* Start Records shown *
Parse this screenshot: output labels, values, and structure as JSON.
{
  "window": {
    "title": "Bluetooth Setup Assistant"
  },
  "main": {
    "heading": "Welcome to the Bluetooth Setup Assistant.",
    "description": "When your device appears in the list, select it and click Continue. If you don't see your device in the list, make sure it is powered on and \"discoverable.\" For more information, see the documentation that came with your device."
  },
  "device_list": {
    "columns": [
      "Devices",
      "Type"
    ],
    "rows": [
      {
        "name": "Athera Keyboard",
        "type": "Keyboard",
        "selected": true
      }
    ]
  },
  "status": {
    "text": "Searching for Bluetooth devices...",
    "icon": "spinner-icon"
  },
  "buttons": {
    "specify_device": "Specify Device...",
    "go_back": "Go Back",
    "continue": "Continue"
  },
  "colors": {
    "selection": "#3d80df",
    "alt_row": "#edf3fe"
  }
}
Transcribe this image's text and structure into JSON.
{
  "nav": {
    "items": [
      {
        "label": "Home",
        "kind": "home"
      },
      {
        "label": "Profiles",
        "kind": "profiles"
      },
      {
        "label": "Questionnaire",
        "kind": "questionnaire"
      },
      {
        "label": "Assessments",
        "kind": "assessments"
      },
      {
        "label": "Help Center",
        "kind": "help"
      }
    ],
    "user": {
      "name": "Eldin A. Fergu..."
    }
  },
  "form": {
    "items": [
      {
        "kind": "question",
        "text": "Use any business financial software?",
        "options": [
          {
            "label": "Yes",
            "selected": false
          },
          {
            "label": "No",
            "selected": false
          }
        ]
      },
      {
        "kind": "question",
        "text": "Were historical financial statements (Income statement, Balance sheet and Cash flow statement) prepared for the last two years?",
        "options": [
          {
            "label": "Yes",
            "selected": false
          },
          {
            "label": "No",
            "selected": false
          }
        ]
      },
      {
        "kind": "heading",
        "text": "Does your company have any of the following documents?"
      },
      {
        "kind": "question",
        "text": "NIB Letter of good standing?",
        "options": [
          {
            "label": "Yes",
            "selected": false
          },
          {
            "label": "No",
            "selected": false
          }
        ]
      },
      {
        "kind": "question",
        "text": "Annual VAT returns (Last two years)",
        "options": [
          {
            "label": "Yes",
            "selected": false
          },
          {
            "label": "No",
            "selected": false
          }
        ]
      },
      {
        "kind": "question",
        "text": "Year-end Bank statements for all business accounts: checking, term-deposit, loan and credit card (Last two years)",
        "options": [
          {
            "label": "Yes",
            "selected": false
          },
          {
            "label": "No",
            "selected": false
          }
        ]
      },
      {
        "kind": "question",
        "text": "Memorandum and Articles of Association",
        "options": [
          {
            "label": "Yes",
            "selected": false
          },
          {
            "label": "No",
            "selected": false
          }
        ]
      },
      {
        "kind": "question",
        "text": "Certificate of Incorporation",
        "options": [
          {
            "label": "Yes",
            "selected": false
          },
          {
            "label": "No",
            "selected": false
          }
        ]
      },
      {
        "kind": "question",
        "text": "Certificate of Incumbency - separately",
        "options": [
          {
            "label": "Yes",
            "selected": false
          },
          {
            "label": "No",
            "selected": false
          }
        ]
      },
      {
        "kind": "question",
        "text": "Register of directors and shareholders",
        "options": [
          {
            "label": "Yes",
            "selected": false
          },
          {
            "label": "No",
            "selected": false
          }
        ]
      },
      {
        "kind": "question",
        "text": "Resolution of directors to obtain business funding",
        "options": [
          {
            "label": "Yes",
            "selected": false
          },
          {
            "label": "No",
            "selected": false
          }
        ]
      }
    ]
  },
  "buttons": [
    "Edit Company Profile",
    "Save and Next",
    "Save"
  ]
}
* End Records shown *
Write out every entry again, keeping each line exactly the same.

* Solution to this problem
Parse this screenshot: output labels, values, and structure as JSON.
{
  "window": {
    "title": "Bluetooth Setup Assistant"
  },
  "main": {
    "heading": "Welcome to the Bluetooth Setup Assistant.",
    "description": "When your device appears in the list, select it and click Continue. If you don't see your device in the list, make sure it is powered on and \"discoverable.\" For more information, see the documentation that came with your device."
  },
  "device_list": {
    "columns": [
      "Devices",
      "Type"
    ],
    "rows": [
      {
        "name": "Athera Keyboard",
        "type": "Keyboard",
        "selected": true
      }
    ]
  },
  "status": {
    "text": "Searching for Bluetooth devices...",
    "icon": "spinner-icon"
  },
  "buttons": {
    "specify_device": "Specify Device...",
    "go_back": "Go Back",
    "continue": "Continue"
  },
  "colors": {
    "selection": "#3d80df",
    "alt_row": "#edf3fe"
  }
}
Transcribe this image's text and structure into JSON.
{
  "nav": {
    "items": [
      {
        "label": "Home",
        "kind": "home"
      },
      {
        "label": "Profiles",
        "kind": "profiles"
      },
      {
        "label": "Questionnaire",
        "kind": "questionnaire"
      },
      {
        "label": "Assessments",
        "kind": "assessments"
      },
      {
        "label": "Help Center",
        "kind": "help"
      }
    ],
    "user": {
      "name": "Eldin A. Fergu..."
    }
  },
  "form": {
    "items": [
      {
        "kind": "question",
        "text": "Use any business financial software?",
        "options": [
          {
            "label": "Yes",
            "selected": false
          },
          {
            "label": "No",
            "selected": false
          }
        ]
      },
      {
        "kind": "question",
        "text": "Were historical financial statements (Income statement, Balance sheet and Cash flow statement) prepared for the last two years?",
        "options": [
          {
            "label": "Yes",
            "selected": false
          },
          {
            "label": "No",
            "selected": false
          }
        ]
      },
      {
        "kind": "heading",
        "text": "Does your company have any of the following documents?"
      },
      {
        "kind": "question",
        "text": "NIB Letter of good standing?",
        "options": [
          {
            "label": "Yes",
            "selected": false
          },
          {
            "label": "No",
            "selected": false
          }
        ]
      },
      {
        "kind": "question",
        "text": "Annual VAT returns (Last two years)",
        "options": [
          {
            "label": "Yes",
            "selected": false
          },
          {
            "label": "No",
            "selected": false
          }
        ]
      },
      {
        "kind": "question",
        "text": "Year-end Bank statements for all business accounts: checking, term-deposit, loan and credit card (Last two years)",
        "options": [
          {
            "label": "Yes",
            "selected": false
          },
          {
            "label": "No",
            "selected": false
          }
        ]
      },
      {
        "kind": "question",
        "text": "Memorandum and Articles of Association",
        "options": [
          {
            "label": "Yes",
            "selected": false
          },
          {
            "label": "No",
            "selected": false
          }
        ]
      },
      {
        "kind": "question",
        "text": "Certificate of Incorporation",
        "options": [
          {
            "label": "Yes",
            "selected": false
          },
          {
            "label": "No",
            "selected": false
          }
        ]
      },
      {
        "kind": "question",
        "text": "Certificate of Incumbency - separately",
        "options": [
          {
            "label": "Yes",
            "selected": false
          },
          {
            "label": "No",
            "selected": false
          }
        ]
      },
      {
        "kind": "question",
        "text": "Register of directors and shareholders",
        "options": [
          {
            "label": "Yes",
            "selected": false
          },
          {
            "label": "No",
            "selected": false
          }
        ]
      },
      {
        "kind": "question",
        "text": "Resolution of directors to obtain business funding",
        "options": [
          {
            "label": "Yes",
            "selected": false
          },
          {
            "label": "No",
            "selected": false
          }
        ]
      }
    ]
  },
  "buttons": [
    "Edit Company Profile",
    "Save and Next",
    "Save"
  ]
}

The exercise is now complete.